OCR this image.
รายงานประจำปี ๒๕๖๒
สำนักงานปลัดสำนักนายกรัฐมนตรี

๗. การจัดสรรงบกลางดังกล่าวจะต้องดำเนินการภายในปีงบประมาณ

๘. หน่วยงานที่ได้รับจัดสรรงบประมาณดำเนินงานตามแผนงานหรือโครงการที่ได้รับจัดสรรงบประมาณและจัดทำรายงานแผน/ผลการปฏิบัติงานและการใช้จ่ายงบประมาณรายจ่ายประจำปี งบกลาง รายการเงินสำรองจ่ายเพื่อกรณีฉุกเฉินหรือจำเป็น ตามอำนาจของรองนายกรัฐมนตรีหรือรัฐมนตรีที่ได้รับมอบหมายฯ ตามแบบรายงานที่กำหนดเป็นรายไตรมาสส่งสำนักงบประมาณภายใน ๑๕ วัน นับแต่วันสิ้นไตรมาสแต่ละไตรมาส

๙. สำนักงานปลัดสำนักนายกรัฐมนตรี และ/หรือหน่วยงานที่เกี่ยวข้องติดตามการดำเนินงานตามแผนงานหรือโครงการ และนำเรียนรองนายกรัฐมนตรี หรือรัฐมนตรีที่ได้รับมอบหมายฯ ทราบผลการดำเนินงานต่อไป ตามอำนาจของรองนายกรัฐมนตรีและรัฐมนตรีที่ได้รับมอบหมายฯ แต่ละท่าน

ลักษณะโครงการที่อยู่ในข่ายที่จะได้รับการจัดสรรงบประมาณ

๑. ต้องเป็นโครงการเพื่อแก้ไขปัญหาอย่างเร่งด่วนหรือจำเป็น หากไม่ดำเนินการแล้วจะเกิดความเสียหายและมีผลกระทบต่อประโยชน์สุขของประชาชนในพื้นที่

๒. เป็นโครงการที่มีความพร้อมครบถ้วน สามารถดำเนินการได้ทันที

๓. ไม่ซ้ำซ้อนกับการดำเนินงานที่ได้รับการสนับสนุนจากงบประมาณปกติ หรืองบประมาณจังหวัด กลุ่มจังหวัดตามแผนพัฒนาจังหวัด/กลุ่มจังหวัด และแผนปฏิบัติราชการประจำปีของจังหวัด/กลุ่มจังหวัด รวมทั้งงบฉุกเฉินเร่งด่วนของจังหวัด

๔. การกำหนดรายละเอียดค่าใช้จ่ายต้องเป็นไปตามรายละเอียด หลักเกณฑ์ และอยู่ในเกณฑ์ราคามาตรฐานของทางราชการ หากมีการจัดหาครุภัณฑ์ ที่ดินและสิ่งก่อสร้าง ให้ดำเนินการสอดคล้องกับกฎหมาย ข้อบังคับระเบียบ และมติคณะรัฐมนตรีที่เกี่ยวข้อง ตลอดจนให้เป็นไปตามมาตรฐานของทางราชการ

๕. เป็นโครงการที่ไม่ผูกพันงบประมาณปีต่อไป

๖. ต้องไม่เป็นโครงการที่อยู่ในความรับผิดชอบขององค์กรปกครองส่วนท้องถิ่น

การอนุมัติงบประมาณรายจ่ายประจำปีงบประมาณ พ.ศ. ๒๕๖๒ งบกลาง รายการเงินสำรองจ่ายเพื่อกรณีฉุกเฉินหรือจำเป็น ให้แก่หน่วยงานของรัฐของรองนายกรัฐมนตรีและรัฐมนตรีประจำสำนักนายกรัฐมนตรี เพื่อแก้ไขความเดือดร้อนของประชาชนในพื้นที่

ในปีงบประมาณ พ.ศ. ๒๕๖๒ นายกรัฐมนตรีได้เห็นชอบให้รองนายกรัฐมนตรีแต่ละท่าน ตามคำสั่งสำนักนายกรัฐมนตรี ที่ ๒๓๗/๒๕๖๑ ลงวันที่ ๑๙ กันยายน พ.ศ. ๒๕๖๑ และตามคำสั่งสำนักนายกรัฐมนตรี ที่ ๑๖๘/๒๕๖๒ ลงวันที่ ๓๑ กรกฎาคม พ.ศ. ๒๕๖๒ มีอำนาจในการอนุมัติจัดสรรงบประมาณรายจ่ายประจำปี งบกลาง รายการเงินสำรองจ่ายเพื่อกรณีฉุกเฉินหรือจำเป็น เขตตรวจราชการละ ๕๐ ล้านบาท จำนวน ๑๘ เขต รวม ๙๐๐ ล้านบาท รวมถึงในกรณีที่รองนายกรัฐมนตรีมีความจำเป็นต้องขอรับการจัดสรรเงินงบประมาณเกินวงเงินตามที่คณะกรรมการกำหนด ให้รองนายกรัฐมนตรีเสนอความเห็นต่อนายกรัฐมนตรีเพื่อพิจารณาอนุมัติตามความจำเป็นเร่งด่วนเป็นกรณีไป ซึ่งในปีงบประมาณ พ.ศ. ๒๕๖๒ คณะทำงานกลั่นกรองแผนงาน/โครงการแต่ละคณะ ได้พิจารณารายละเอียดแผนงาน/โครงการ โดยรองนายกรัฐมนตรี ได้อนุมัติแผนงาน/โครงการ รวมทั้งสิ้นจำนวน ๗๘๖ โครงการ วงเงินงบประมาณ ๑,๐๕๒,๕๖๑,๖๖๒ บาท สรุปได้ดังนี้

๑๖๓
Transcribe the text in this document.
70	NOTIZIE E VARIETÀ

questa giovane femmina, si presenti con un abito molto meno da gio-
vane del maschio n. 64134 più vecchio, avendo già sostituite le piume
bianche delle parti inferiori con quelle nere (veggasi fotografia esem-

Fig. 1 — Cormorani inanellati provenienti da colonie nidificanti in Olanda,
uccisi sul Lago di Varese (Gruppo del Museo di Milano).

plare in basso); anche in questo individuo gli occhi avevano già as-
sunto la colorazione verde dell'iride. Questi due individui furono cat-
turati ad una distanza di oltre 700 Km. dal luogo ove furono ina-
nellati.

§ Requirements
Return only the lines running from the line with "Transcribe the text in this document." to the last line of the records, both included, exactly as written.

§ Exercise output
Transcribe the text in this document.
70	NOTIZIE E VARIETÀ

questa giovane femmina, si presenti con un abito molto meno da gio-
vane del maschio n. 64134 più vecchio, avendo già sostituite le piume
bianche delle parti inferiori con quelle nere (veggasi fotografia esem-

Fig. 1 — Cormorani inanellati provenienti da colonie nidificanti in Olanda,
uccisi sul Lago di Varese (Gruppo del Museo di Milano).

plare in basso); anche in questo individuo gli occhi avevano già as-
sunto la colorazione verde dell'iride. Questi due individui furono cat-
turati ad una distanza di oltre 700 Km. dal luogo ove furono ina-
nellati.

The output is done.